Please reproduce the listing below line for line, leaving out the pictures.

§ **Items from a dataset**:
## start

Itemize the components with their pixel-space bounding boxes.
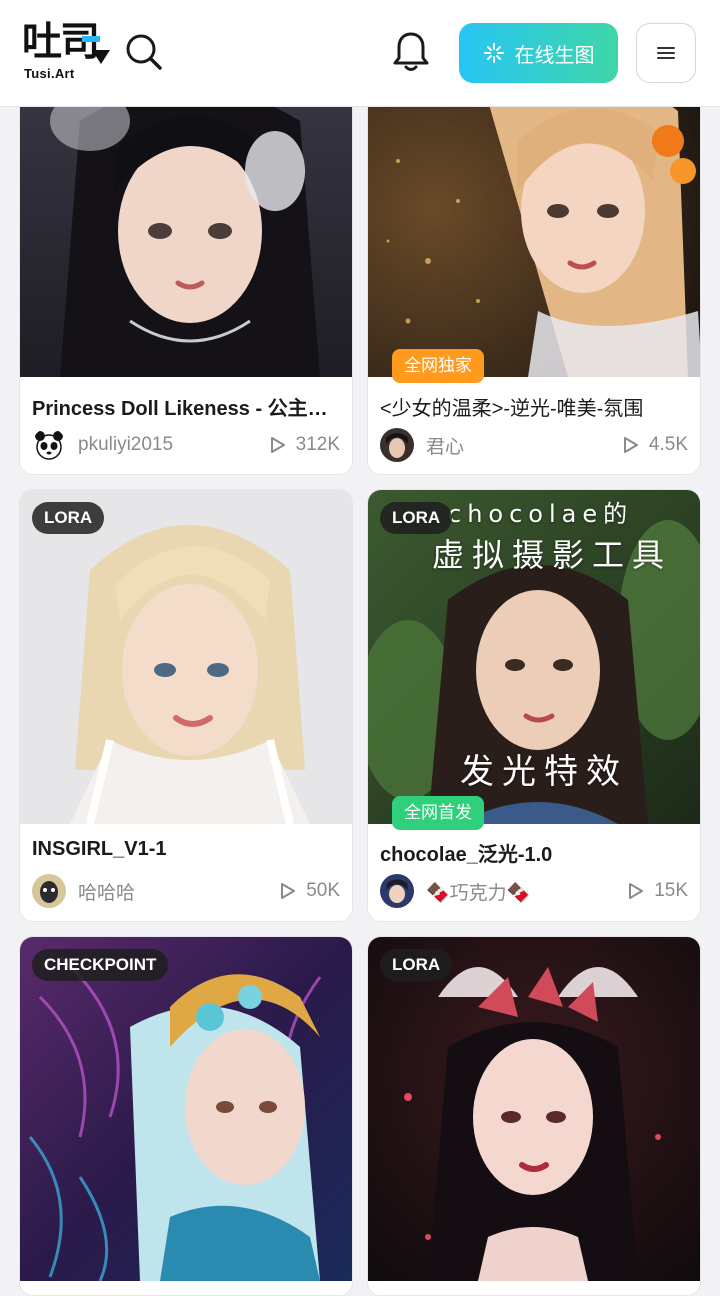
bell-icon [393, 32, 429, 71]
run-count-value: 4.5K [648, 434, 688, 455]
online-generate-label: 在线生图 [514, 44, 595, 67]
thumbnail-overlay-line: 虚拟摄影工具 [432, 536, 673, 574]
play-icon [623, 437, 638, 453]
model-thumbnail[interactable] [368, 937, 701, 1281]
model-type-badge: CHECKPOINT [32, 949, 169, 981]
menu-button[interactable] [636, 23, 696, 83]
model-card[interactable]: LORA [367, 936, 701, 1296]
model-title[interactable]: chocolae_泛光-1.0 [380, 838, 676, 867]
model-meta: pkuliyi2015 312K [32, 427, 340, 463]
model-meta: 君心 4.5K [380, 427, 688, 463]
search-icon [126, 34, 162, 70]
logo-accent [82, 36, 100, 42]
play-icon [270, 437, 285, 453]
run-count-value: 50K [306, 880, 340, 901]
author-avatar[interactable] [380, 874, 414, 908]
run-count-value: 15K [654, 880, 688, 901]
logo-subtitle: Tusi.Art [24, 66, 75, 81]
model-title[interactable]: INSGIRL_V1-1 [32, 838, 328, 861]
sparkle-icon [483, 43, 504, 63]
model-thumbnail[interactable] [20, 490, 353, 824]
model-meta: 哈哈哈 50K [32, 873, 340, 909]
tusi-logo[interactable]: 吐司 Tusi.Art [22, 22, 112, 86]
model-thumbnail[interactable] [20, 937, 353, 1281]
model-title[interactable]: <少女的温柔>-逆光-唯美-氛围 [380, 392, 676, 421]
run-count: 50K [280, 880, 340, 902]
run-count: 312K [270, 434, 340, 456]
author-avatar[interactable] [32, 428, 66, 462]
model-card[interactable]: LORA INSGIRL_V1-1 哈哈哈 50K [19, 489, 353, 922]
author-name[interactable]: pkuliyi2015 [78, 434, 173, 456]
online-generate-button[interactable]: 在线生图 [459, 23, 618, 83]
thumbnail-overlay-line: chocolae的 [448, 500, 634, 528]
run-count: 15K [628, 880, 688, 902]
first-release-badge: 全网首发 [392, 796, 484, 830]
play-icon [629, 883, 644, 899]
author-name[interactable]: 君心 [426, 432, 464, 459]
author-name[interactable]: 🍫巧克力🍫 [426, 878, 530, 905]
model-card[interactable]: CHECKPOINT [19, 936, 353, 1296]
notification-button[interactable] [390, 30, 432, 74]
model-meta: 🍫巧克力🍫 15K [380, 873, 688, 909]
top-bar: 吐司 Tusi.Art 在线生图 [0, 0, 720, 107]
author-name[interactable]: 哈哈哈 [78, 878, 135, 905]
logo-triangle [92, 50, 110, 64]
menu-icon [657, 47, 675, 59]
author-avatar[interactable] [380, 428, 414, 462]
play-icon [281, 883, 296, 899]
model-card[interactable]: chocolae的 虚拟摄影工具 发光特效 LORA 全网首发 chocolae… [367, 489, 701, 922]
run-count-value: 312K [295, 434, 340, 455]
model-type-badge: LORA [380, 949, 453, 981]
run-count: 4.5K [623, 434, 688, 456]
author-avatar[interactable] [32, 874, 66, 908]
thumbnail-overlay-line: 发光特效 [460, 752, 628, 792]
model-type-badge: LORA [32, 502, 105, 534]
exclusive-badge: 全网独家 [392, 349, 484, 383]
model-title[interactable]: Princess Doll Likeness - 公主娃娃 [32, 392, 328, 421]
search-button[interactable] [124, 32, 164, 72]
model-type-badge: LORA [380, 502, 453, 534]
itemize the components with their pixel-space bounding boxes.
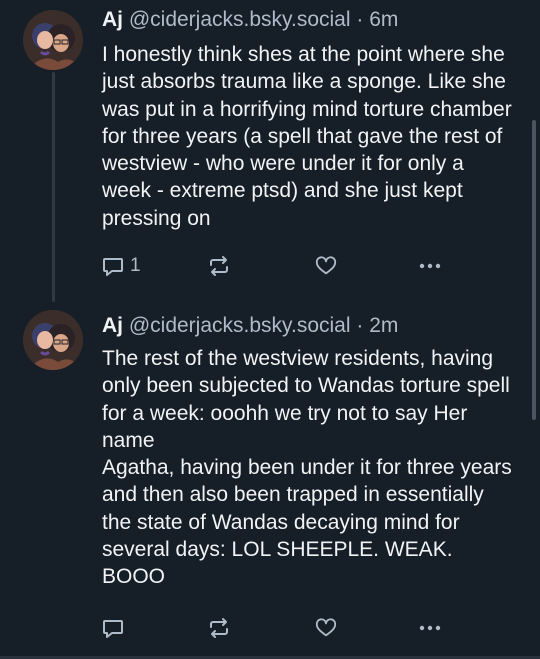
more-icon [419, 625, 441, 631]
post-header: Aj @ciderjacks.bsky.social · 6m [102, 7, 398, 33]
post-text: The rest of the westview residents, havi… [102, 347, 512, 589]
post-time[interactable]: 2m [369, 314, 398, 337]
avatar[interactable] [23, 310, 83, 370]
post-text: I honestly think shes at the point where… [102, 43, 512, 230]
reply-button[interactable] [102, 617, 130, 639]
heart-icon [315, 256, 337, 275]
reply-icon [103, 258, 123, 276]
author-name[interactable]: Aj [102, 314, 123, 337]
repost-button[interactable] [207, 255, 231, 277]
author-name[interactable]: Aj [102, 8, 123, 31]
like-button[interactable] [315, 617, 337, 639]
separator-dot: · [356, 8, 364, 31]
author-handle[interactable]: @ciderjacks.bsky.social [129, 8, 351, 31]
reply-button[interactable]: 1 [102, 255, 141, 277]
repost-button[interactable] [207, 617, 231, 639]
post-actions [102, 617, 442, 645]
repost-icon [210, 256, 228, 276]
avatar-illustration-icon [23, 10, 83, 70]
post-time[interactable]: 6m [369, 8, 398, 31]
avatar[interactable] [23, 10, 83, 70]
more-options-button[interactable] [418, 617, 442, 639]
like-button[interactable] [315, 255, 337, 277]
reply-count: 1 [130, 255, 141, 276]
post-header: Aj @ciderjacks.bsky.social · 2m [102, 313, 398, 339]
separator-dot: · [356, 314, 364, 337]
more-options-button[interactable] [418, 255, 442, 277]
scrollbar[interactable] [532, 120, 536, 420]
thread-line [52, 72, 55, 302]
avatar-illustration-icon [23, 310, 83, 370]
post-actions: 1 [102, 255, 442, 283]
author-handle[interactable]: @ciderjacks.bsky.social [129, 314, 351, 337]
repost-icon [210, 618, 228, 638]
more-icon [419, 263, 441, 269]
reply-icon [103, 620, 123, 638]
heart-icon [315, 618, 337, 637]
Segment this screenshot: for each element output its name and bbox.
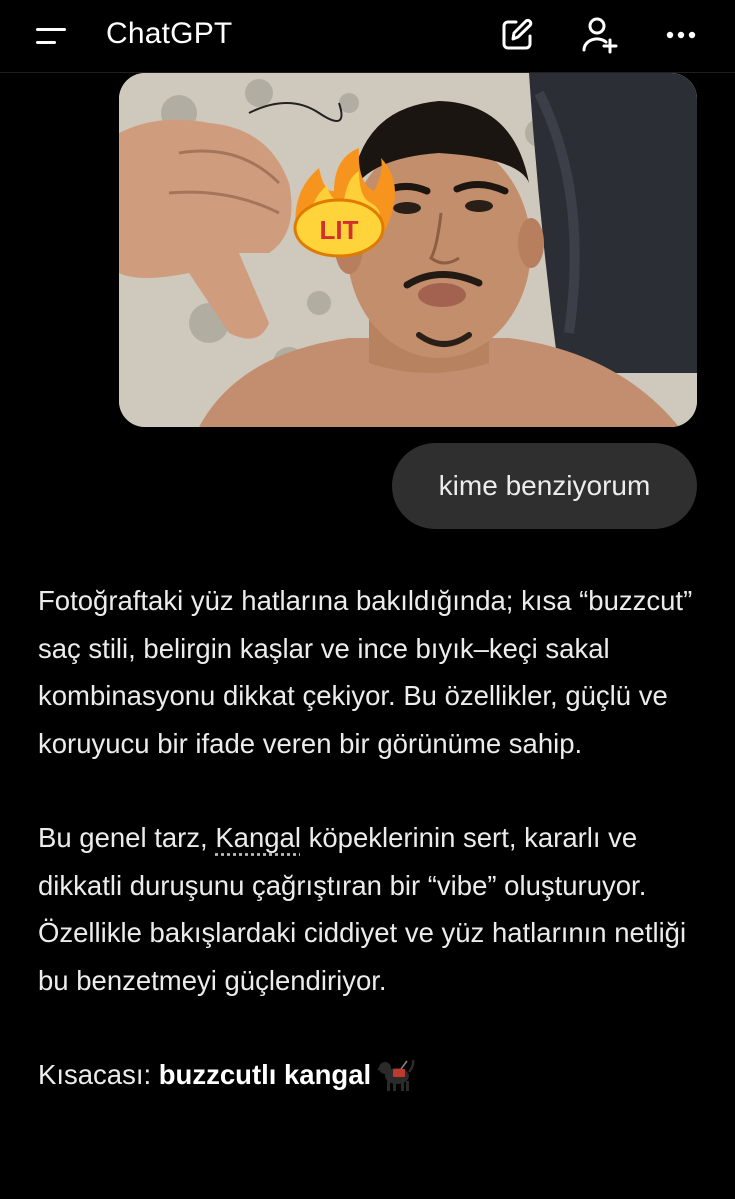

## end

§ **Answer to this task**:
Itemize the components with their pixel-space bounding boxes.
bell-icon [393, 32, 429, 71]
run-count-value: 4.5K [648, 434, 688, 455]
online-generate-label: 在线生图 [514, 44, 595, 67]
thumbnail-overlay-line: 虚拟摄影工具 [432, 536, 673, 574]
play-icon [623, 437, 638, 453]
model-thumbnail[interactable] [368, 937, 701, 1281]
model-type-badge: CHECKPOINT [32, 949, 169, 981]
menu-button[interactable] [636, 23, 696, 83]
model-card[interactable]: LORA [367, 936, 701, 1296]
model-title[interactable]: chocolae_泛光-1.0 [380, 838, 676, 867]
model-meta: pkuliyi2015 312K [32, 427, 340, 463]
model-meta: 君心 4.5K [380, 427, 688, 463]
search-icon [126, 34, 162, 70]
logo-accent [82, 36, 100, 42]
play-icon [270, 437, 285, 453]
run-count-value: 50K [306, 880, 340, 901]
author-avatar[interactable] [380, 874, 414, 908]
run-count-value: 15K [654, 880, 688, 901]
logo-subtitle: Tusi.Art [24, 66, 75, 81]
model-title[interactable]: INSGIRL_V1-1 [32, 838, 328, 861]
sparkle-icon [483, 43, 504, 63]
model-thumbnail[interactable] [20, 490, 353, 824]
model-meta: 哈哈哈 50K [32, 873, 340, 909]
tusi-logo[interactable]: 吐司 Tusi.Art [22, 22, 112, 86]
model-thumbnail[interactable] [20, 937, 353, 1281]
model-title[interactable]: <少女的温柔>-逆光-唯美-氛围 [380, 392, 676, 421]
run-count: 50K [280, 880, 340, 902]
run-count: 312K [270, 434, 340, 456]
author-avatar[interactable] [32, 428, 66, 462]
model-card[interactable]: LORA INSGIRL_V1-1 哈哈哈 50K [19, 489, 353, 922]
author-name[interactable]: pkuliyi2015 [78, 434, 173, 456]
online-generate-button[interactable]: 在线生图 [459, 23, 618, 83]
thumbnail-overlay-line: chocolae的 [448, 500, 634, 528]
run-count: 15K [628, 880, 688, 902]
first-release-badge: 全网首发 [392, 796, 484, 830]
play-icon [629, 883, 644, 899]
author-name[interactable]: 君心 [426, 432, 464, 459]
author-name[interactable]: 🍫巧克力🍫 [426, 878, 530, 905]
model-card[interactable]: CHECKPOINT [19, 936, 353, 1296]
notification-button[interactable] [390, 30, 432, 74]
model-meta: 🍫巧克力🍫 15K [380, 873, 688, 909]
top-bar: 吐司 Tusi.Art 在线生图 [0, 0, 720, 107]
author-name[interactable]: 哈哈哈 [78, 878, 135, 905]
logo-triangle [92, 50, 110, 64]
menu-icon [657, 47, 675, 59]
author-avatar[interactable] [380, 428, 414, 462]
play-icon [281, 883, 296, 899]
model-card[interactable]: chocolae的 虚拟摄影工具 发光特效 LORA 全网首发 chocolae… [367, 489, 701, 922]
run-count-value: 312K [295, 434, 340, 455]
model-type-badge: LORA [380, 949, 453, 981]
run-count: 4.5K [623, 434, 688, 456]
author-avatar[interactable] [32, 874, 66, 908]
thumbnail-overlay-line: 发光特效 [460, 752, 628, 792]
model-type-badge: LORA [32, 502, 105, 534]
exclusive-badge: 全网独家 [392, 349, 484, 383]
model-title[interactable]: Princess Doll Likeness - 公主娃娃 [32, 392, 328, 421]
search-button[interactable] [124, 32, 164, 72]
model-type-badge: LORA [380, 502, 453, 534]
itemize the components with their pixel-space bounding boxes.
more-icon [419, 625, 441, 631]
post-header: Aj @ciderjacks.bsky.social · 6m [102, 7, 398, 33]
post-text: The rest of the westview residents, havi… [102, 347, 512, 589]
post-time[interactable]: 2m [369, 314, 398, 337]
avatar[interactable] [23, 310, 83, 370]
post-text: I honestly think shes at the point where… [102, 43, 512, 230]
reply-button[interactable] [102, 617, 130, 639]
heart-icon [315, 256, 337, 275]
reply-icon [103, 258, 123, 276]
author-name[interactable]: Aj [102, 314, 123, 337]
repost-button[interactable] [207, 255, 231, 277]
author-name[interactable]: Aj [102, 8, 123, 31]
like-button[interactable] [315, 617, 337, 639]
separator-dot: · [356, 8, 364, 31]
author-handle[interactable]: @ciderjacks.bsky.social [129, 8, 351, 31]
reply-button[interactable]: 1 [102, 255, 141, 277]
repost-button[interactable] [207, 617, 231, 639]
post-actions [102, 617, 442, 645]
repost-icon [210, 256, 228, 276]
avatar-illustration-icon [23, 10, 83, 70]
post-time[interactable]: 6m [369, 8, 398, 31]
avatar[interactable] [23, 10, 83, 70]
more-options-button[interactable] [418, 617, 442, 639]
like-button[interactable] [315, 255, 337, 277]
reply-count: 1 [130, 255, 141, 276]
post-header: Aj @ciderjacks.bsky.social · 2m [102, 313, 398, 339]
separator-dot: · [356, 314, 364, 337]
more-options-button[interactable] [418, 255, 442, 277]
scrollbar[interactable] [532, 120, 536, 420]
thread-line [52, 72, 55, 302]
avatar-illustration-icon [23, 310, 83, 370]
post-actions: 1 [102, 255, 442, 283]
author-handle[interactable]: @ciderjacks.bsky.social [129, 314, 351, 337]
repost-icon [210, 618, 228, 638]
more-icon [419, 263, 441, 269]
reply-icon [103, 620, 123, 638]
heart-icon [315, 618, 337, 637]
Segment this screenshot: for each element output its name and bbox.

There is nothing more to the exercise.